Obreros, hermanos míos, trabajo para ustedes por amor porque ustedes representan la parte más vivaz, más numerosa y útil de la humanidad, y porque desde ese punto de vista yo encuentro mi propia satisfacción en servir a su causa. Les ruego encarecidamente que lean con la mayor atención este capítulo, porque tienen que ser conscientes de que corresponde a sus intereses materiales comprender por qué menciono siempre a las mujeres llamándolas: obreras o todas. Para aquel cuya inteligencia está iluminada por los rayos del amor divino, del amor a la humanidad, le es fácil captar el encadenamiento lógico de las relaciones que existen entre las causas y los efectos. Para aquel, toda la filosofía, toda la religión se resume en dos preguntas: la primera, ¿cómo se puede y se debe amar a Dios y servirlo con miras al bienestar universal de todos y de todas en la humanidad? La segunda, ¿cómo se puede y se debe amar y tratar a la mujer con miras al bienestar universal de todos y de todas en la humanidad? Estas dos preguntas, así planteadas, constituyen en mi opinión la base sobre la cual debe fundamentarse, con miras al orden natural, todo lo que se produce en el mundo moral y material (el uno fluye del otro).

No creo que este sea el lugar para responder a ambas preguntas. Más tarde, si los obreros me manifiestan su deseo, con mucho gusto trataré con ellos, metafísica y filosóficamente, los asuntos de orden más elevado, pero por el momento basta plantear aquí las dos preguntas como representando la declaración formal de un principio absoluto. Sin remontarse directamente a las causas, limitémonos a examinar los efectos. Hasta el presente, la mujer no ha contado para nada en las sociedades humanas. ¿Cuál ha sido el resultado? Que el sacerdote, el legislador, el filósofo la han tratado como verdadera paria. La mujer (la mitad de la humanidad) ha sido puesta fuera de la Iglesia, fuera de la ley, fuera de la sociedad. Para ella, ninguna función en la Iglesia, ninguna representación ante la ley, ninguna función en el Estado. El sacerdote le dijo: “Mujer, tú eres la tentación, el pecado, el mal; tú representas la carne, es decir, la corrupción, la podredumbre. Llora por tu condición, arroja ceniza sobre tu cabeza, enciérrate en un claustro y allí macera tu corazón, que está hecho para el amor, y tus entrañas de mujer, que están hechas para la maternidad; y cuando tú hayas mutilado así tu corazón y tu cuerpo, ofréceselos ensangrentados y resecos a tu Dios por la remisión del pecado original cometido por tu madre Eva”. Luego, el legislador le dijo: “Mujer, por ti misma tú no eres nada como miembro activo del cuerpo humanitario, no puedes esperar encontrar un lugar en el banquete social. Si quieres vivir, es necesario que sirvas de anexo a tu amo y señor, el hombre. Entonces, de soltera, obedecerás a tu padre; casada, obedecerás a tu marido; viuda y anciana, ya no se te hará ningún caso”. Luego, el sabio filósofo le dijo: “Mujer, la ciencia ha comprobado que, por tu contextura, eres inferior al hombre”.

════════════════

**Qué hacer:** Retoma el texto sobre la condición de la mujer y prosíguelo a partir de su última oración. Las filas no hacen falta para resolver nada.

════════════════

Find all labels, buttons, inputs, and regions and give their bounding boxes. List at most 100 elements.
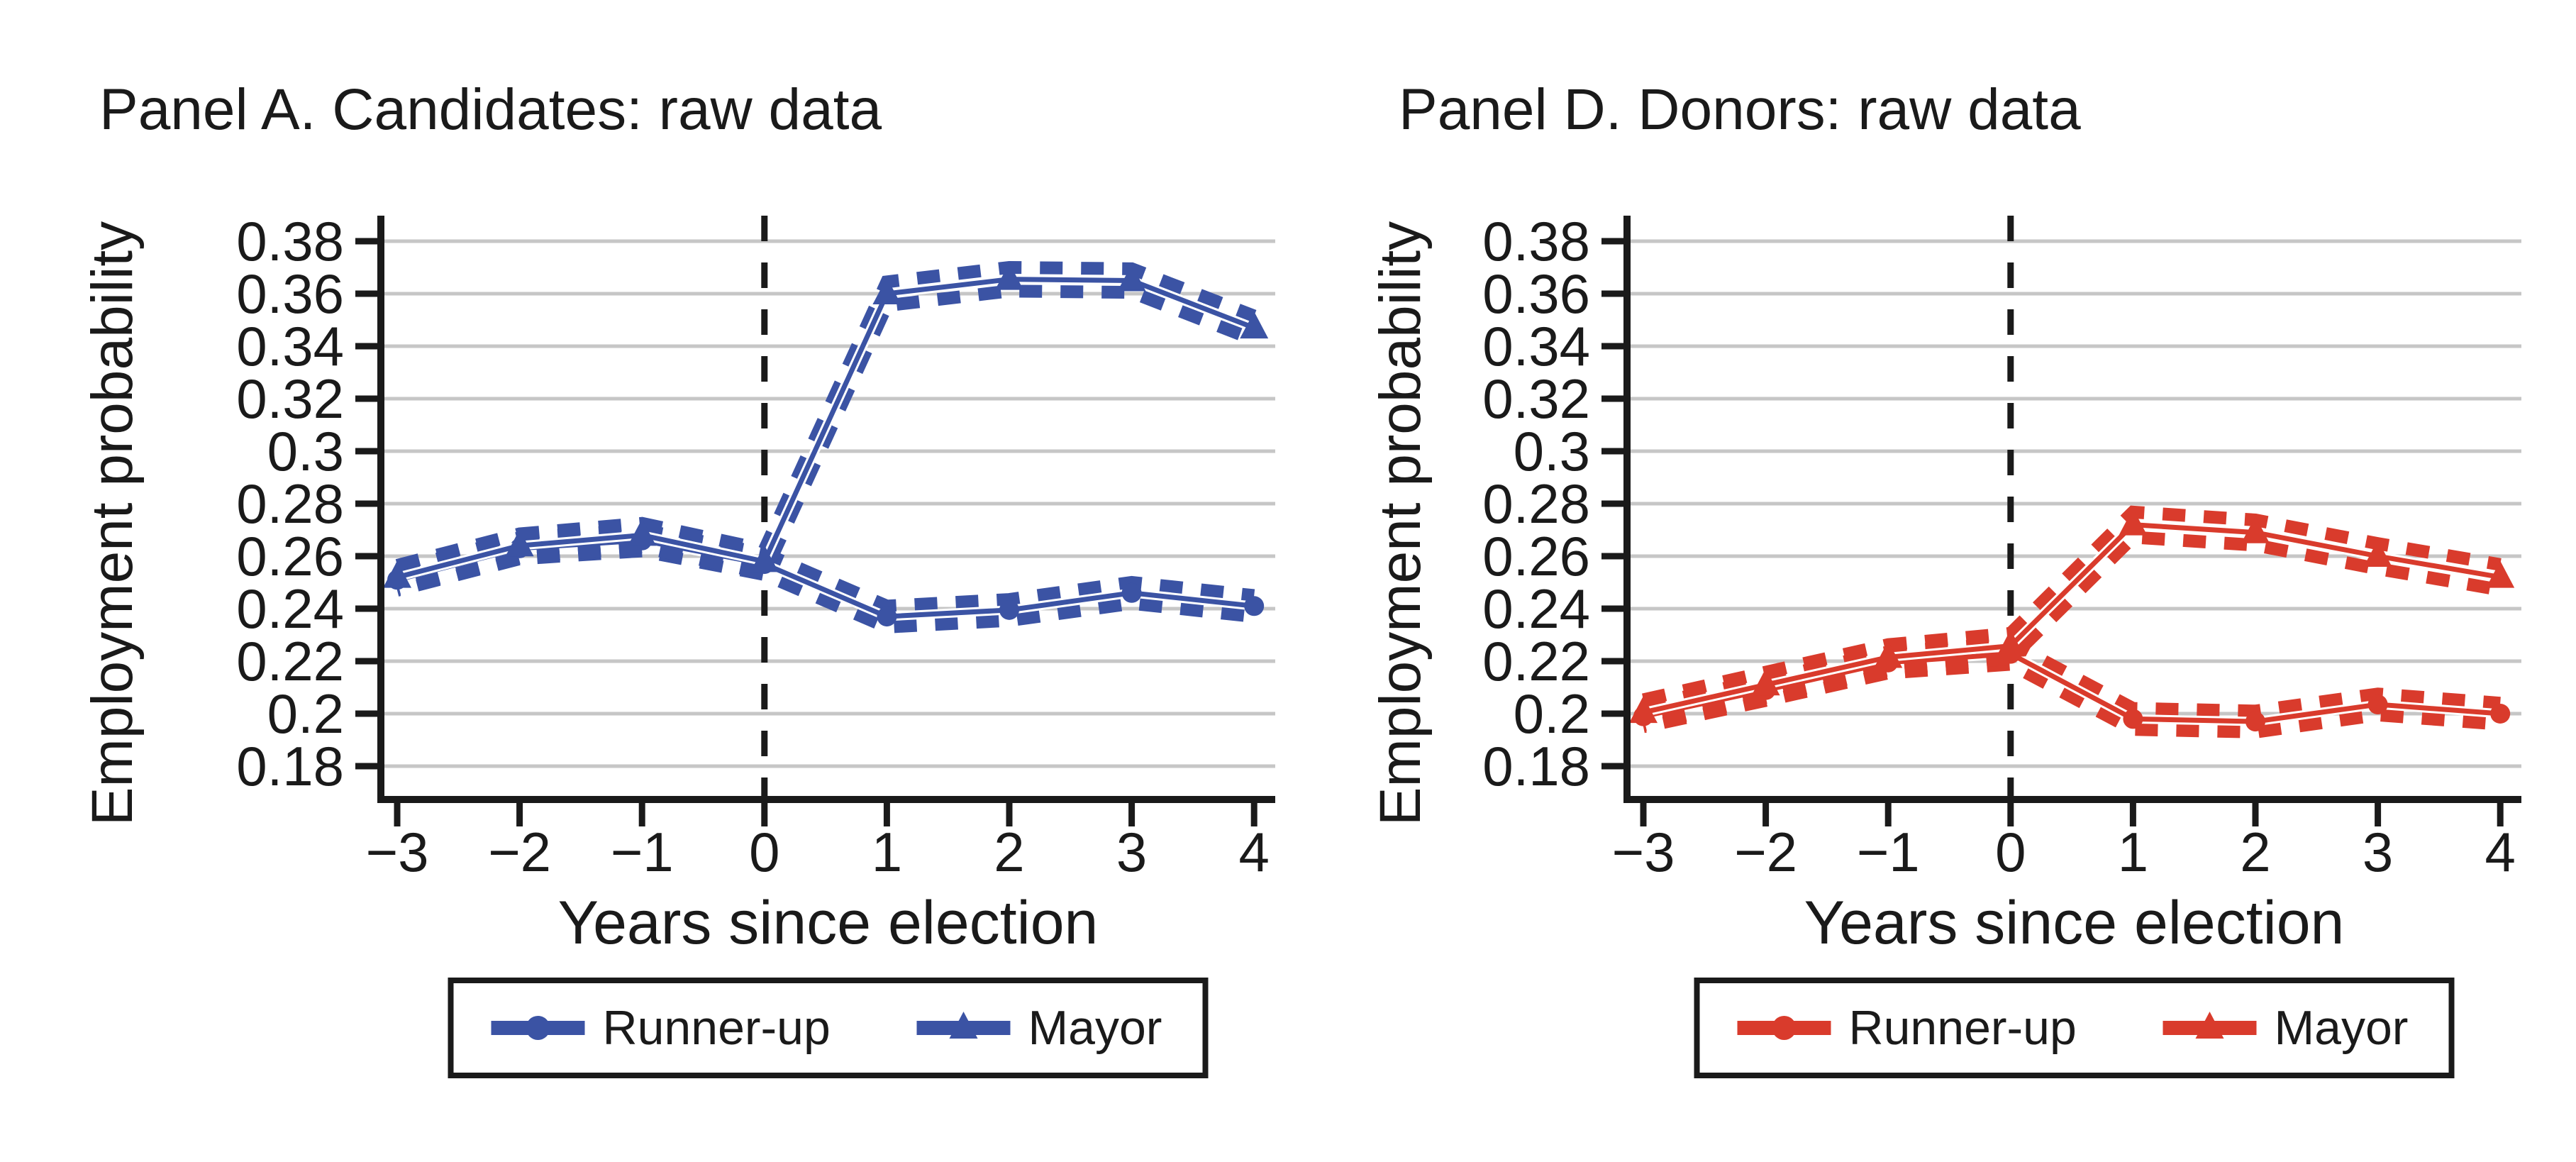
panel-title: Panel A. Candidates: raw data xyxy=(99,77,882,142)
y-axis-label: Employment probability xyxy=(1368,221,1433,826)
y-tick-label: 0.22 xyxy=(1482,630,1590,692)
triangle-marker xyxy=(505,529,534,557)
x-tick-label: −2 xyxy=(1734,821,1797,883)
y-tick-label: 0.36 xyxy=(1482,262,1590,325)
triangle-marker xyxy=(1751,668,1780,696)
chart-panel: Panel A. Candidates: raw data Employment … xyxy=(80,77,1275,1078)
legend-item: Mayor xyxy=(2163,1001,2409,1055)
x-tick-label: −1 xyxy=(611,821,674,883)
y-tick-label: 0.24 xyxy=(236,577,344,640)
y-tick-label: 0.26 xyxy=(1482,525,1590,587)
triangle-marker xyxy=(1874,641,1903,668)
x-tick-label: 1 xyxy=(872,821,902,883)
triangle-marker xyxy=(1629,696,1658,724)
series-line xyxy=(396,277,1255,580)
ci-lower-line xyxy=(1642,531,2502,731)
triangle-marker xyxy=(2486,560,2515,588)
legend: Runner-up Mayor xyxy=(1694,978,2455,1078)
legend-triangle-marker xyxy=(2195,1012,2224,1039)
circle-marker xyxy=(2123,709,2143,729)
series-markers xyxy=(1629,508,2515,724)
series-line xyxy=(1643,651,2501,724)
triangle-marker xyxy=(2119,508,2148,536)
y-tick-label: 0.26 xyxy=(236,525,344,587)
x-tick-label: −1 xyxy=(1857,821,1920,883)
series-mayor xyxy=(383,260,1269,595)
x-tick-label: 3 xyxy=(1116,821,1147,883)
y-tick-label: 0.38 xyxy=(1482,210,1590,272)
x-tick-label: 4 xyxy=(1239,821,1270,883)
triangle-marker xyxy=(872,277,901,304)
x-tick-label: 3 xyxy=(2363,821,2393,883)
triangle-marker xyxy=(1240,311,1269,339)
circle-marker xyxy=(2490,704,2511,724)
legend-circle-marker xyxy=(526,1016,550,1040)
series-mayor xyxy=(1629,505,2515,731)
legend-label: Mayor xyxy=(1028,1001,1162,1055)
panel-title: Panel D. Donors: raw data xyxy=(1399,77,2081,142)
x-tick-label: 0 xyxy=(749,821,779,883)
y-tick-label: 0.34 xyxy=(236,315,344,377)
axes: 0.180.20.220.240.260.280.30.320.340.360.… xyxy=(1482,210,2521,883)
axes: 0.180.20.220.240.260.280.30.320.340.360.… xyxy=(236,210,1275,883)
y-tick-label: 0.34 xyxy=(1482,315,1590,377)
y-tick-label: 0.18 xyxy=(236,735,344,797)
y-axis-label: Employment probability xyxy=(80,221,145,826)
gridlines xyxy=(381,239,1275,768)
x-tick-label: −3 xyxy=(1612,821,1675,883)
circle-marker xyxy=(2245,712,2265,732)
x-tick-label: 2 xyxy=(994,821,1024,883)
ci-upper-line xyxy=(1642,505,2502,707)
y-tick-label: 0.3 xyxy=(1514,420,1590,482)
x-tick-label: −3 xyxy=(366,821,429,883)
triangle-marker xyxy=(628,519,657,546)
series-line xyxy=(1643,522,2501,715)
y-tick-label: 0.32 xyxy=(236,367,344,430)
series-markers xyxy=(383,262,1269,588)
ci-lower-line xyxy=(395,284,1257,595)
y-tick-label: 0.22 xyxy=(236,630,344,692)
legend-label: Runner-up xyxy=(603,1001,831,1055)
circle-marker xyxy=(1244,596,1265,616)
gridlines xyxy=(1627,239,2521,768)
x-tick-label: −2 xyxy=(488,821,551,883)
chart-panel: Panel D. Donors: raw data Employment prob… xyxy=(1368,77,2521,1078)
x-tick-label: 0 xyxy=(1995,821,2026,883)
circle-marker xyxy=(877,607,897,627)
circle-marker xyxy=(999,599,1019,620)
y-tick-label: 0.2 xyxy=(1514,682,1590,745)
y-tick-label: 0.28 xyxy=(236,472,344,535)
y-tick-label: 0.38 xyxy=(236,210,344,272)
triangle-marker xyxy=(1117,264,1146,292)
y-tick-label: 0.32 xyxy=(1482,367,1590,430)
legend-item: Runner-up xyxy=(1737,1001,2077,1055)
y-tick-label: 0.3 xyxy=(267,420,344,482)
triangle-marker xyxy=(750,545,779,572)
x-tick-label: 2 xyxy=(2240,821,2270,883)
y-tick-label: 0.18 xyxy=(1482,735,1590,797)
legend-label: Mayor xyxy=(2275,1001,2409,1055)
x-tick-label: 4 xyxy=(2485,821,2516,883)
triangle-marker xyxy=(2363,540,2392,567)
legend-label: Runner-up xyxy=(1849,1001,2077,1055)
triangle-marker xyxy=(2241,516,2270,543)
y-tick-label: 0.2 xyxy=(267,682,344,745)
x-axis-label: Years since election xyxy=(1804,889,2345,957)
triangle-marker xyxy=(383,560,411,588)
ci-upper-line xyxy=(395,260,1257,572)
triangle-marker xyxy=(995,262,1023,290)
triangle-marker xyxy=(1996,629,2025,657)
legend-item: Mayor xyxy=(916,1001,1162,1055)
circle-marker xyxy=(2367,695,2388,715)
y-tick-label: 0.36 xyxy=(236,262,344,325)
circle-marker xyxy=(1121,582,1142,603)
x-axis-label: Years since election xyxy=(558,889,1099,957)
legend-item: Runner-up xyxy=(491,1001,831,1055)
y-tick-label: 0.28 xyxy=(1482,472,1590,535)
legend: Runner-up Mayor xyxy=(448,978,1209,1078)
legend-circle-marker xyxy=(1772,1016,1797,1040)
legend-triangle-marker xyxy=(949,1012,978,1039)
x-tick-label: 1 xyxy=(2118,821,2148,883)
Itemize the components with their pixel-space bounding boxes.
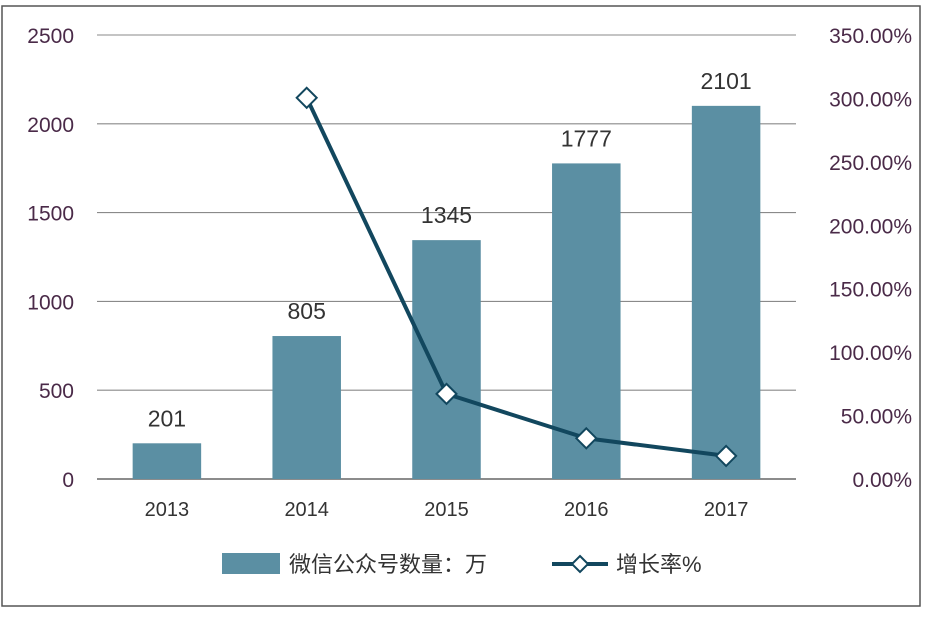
- bar-data-label: 1345: [421, 202, 472, 228]
- x-axis-ticks: 2013 2014 2015 2016 2017: [145, 499, 749, 521]
- legend: 微信公众号数量：万 增长率%: [222, 552, 702, 577]
- line-point-marker: [714, 444, 738, 468]
- bar-data-labels: 201 805 1345 1777 2101: [148, 68, 752, 431]
- right-tick-label: 200.00%: [829, 215, 912, 238]
- left-tick-label: 2000: [27, 114, 74, 137]
- bar-data-label: 2101: [701, 68, 752, 94]
- right-tick-label: 100.00%: [829, 342, 912, 365]
- left-axis-ticks: 0 500 1000 1500 2000 2500: [27, 25, 74, 492]
- x-tick-label: 2017: [704, 499, 749, 521]
- x-tick-label: 2015: [424, 499, 469, 521]
- legend-line-label: 增长率%: [616, 552, 702, 577]
- right-tick-label: 300.00%: [829, 88, 912, 111]
- right-tick-label: 250.00%: [829, 152, 912, 175]
- left-tick-label: 2500: [27, 25, 74, 48]
- bar-data-label: 201: [148, 405, 186, 431]
- line-point-marker: [435, 382, 458, 406]
- right-tick-label: 50.00%: [841, 406, 912, 429]
- right-tick-label: 150.00%: [829, 279, 912, 302]
- x-tick-label: 2016: [564, 499, 609, 521]
- bar: [691, 105, 761, 479]
- line-series: [295, 86, 738, 468]
- line-point-marker: [574, 426, 598, 450]
- bar-data-label: 1777: [561, 125, 612, 151]
- legend-bar-label: 微信公众号数量：万: [289, 552, 487, 577]
- bar-series: [132, 105, 761, 480]
- growth-rate-line: [304, 96, 727, 458]
- right-tick-label: 350.00%: [829, 25, 912, 48]
- right-tick-label: 0.00%: [852, 469, 912, 492]
- line-point-marker: [295, 86, 319, 110]
- x-tick-label: 2013: [145, 499, 190, 521]
- left-tick-label: 500: [39, 380, 74, 403]
- bar: [552, 163, 621, 480]
- x-tick-label: 2014: [284, 499, 329, 521]
- legend-line-marker: [570, 554, 590, 574]
- legend-bar-swatch: [222, 553, 280, 574]
- gridlines: [97, 34, 796, 480]
- bar: [412, 240, 481, 479]
- left-tick-label: 1500: [27, 203, 74, 226]
- bar-data-label: 805: [288, 298, 326, 324]
- left-tick-label: 1000: [27, 291, 74, 314]
- left-tick-label: 0: [62, 469, 74, 492]
- bar: [132, 443, 202, 479]
- bar: [272, 336, 341, 479]
- right-axis-ticks: 0.00% 50.00% 100.00% 150.00% 200.00% 250.00% 3…: [829, 25, 912, 492]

════════════════

**Respuesta:**
Ahora bien, no tienes inteligencia, ni comprensión para las cuestiones elevadas, ni lógica en las ideas, ninguna capacidad para las denominadas ciencias exactas, ni aptitud para los trabajos serios; en fin, eres un ser débil de cuerpo y de espíritu, pusilánime, supersticioso; en una palabra, no eres más que un niño caprichoso, voluntarioso, frívolo; durante 10 o 15 años de tu vida eres una graciosa muñequita, pero llena de defectos y de vicios. Por eso, mujer, es necesario que el hombre sea tu amo y ejerza sobre ti toda su autoridad.

He aquí cómo los más sabios entre los sabios han juzgado a la raza mujer, desde hace más de 6 mil años que el mundo existe. Una condena tan terrible, y repetida durante 6 mil años, era capaz de impresionar a la masa, porque la sanción del tiempo tiene mucha autoridad sobre ella. Sin embargo, lo que nos da esperanzas de que se podrá apelar ese juicio es que, de igual manera y durante 6 mil años, los más sabios entre los sabios han mantenido un juicio no menos terrible sobre otra raza de la humanidad: los PROLETARIOS. Antes de 1789, ¿qué era el proletario en la sociedad francesa? Un villano, un palurdo, una bestia de carga, sometida a la voluntad absoluta del señor. Luego, llega la revolución del 89 y de repente los más sabios entre los sabios proclaman que la plebe se llama pueblo, que los villanos y los palurdos se denominan ciudadanos. En fin, proclaman en plena asamblea nacional los derechos del hombre.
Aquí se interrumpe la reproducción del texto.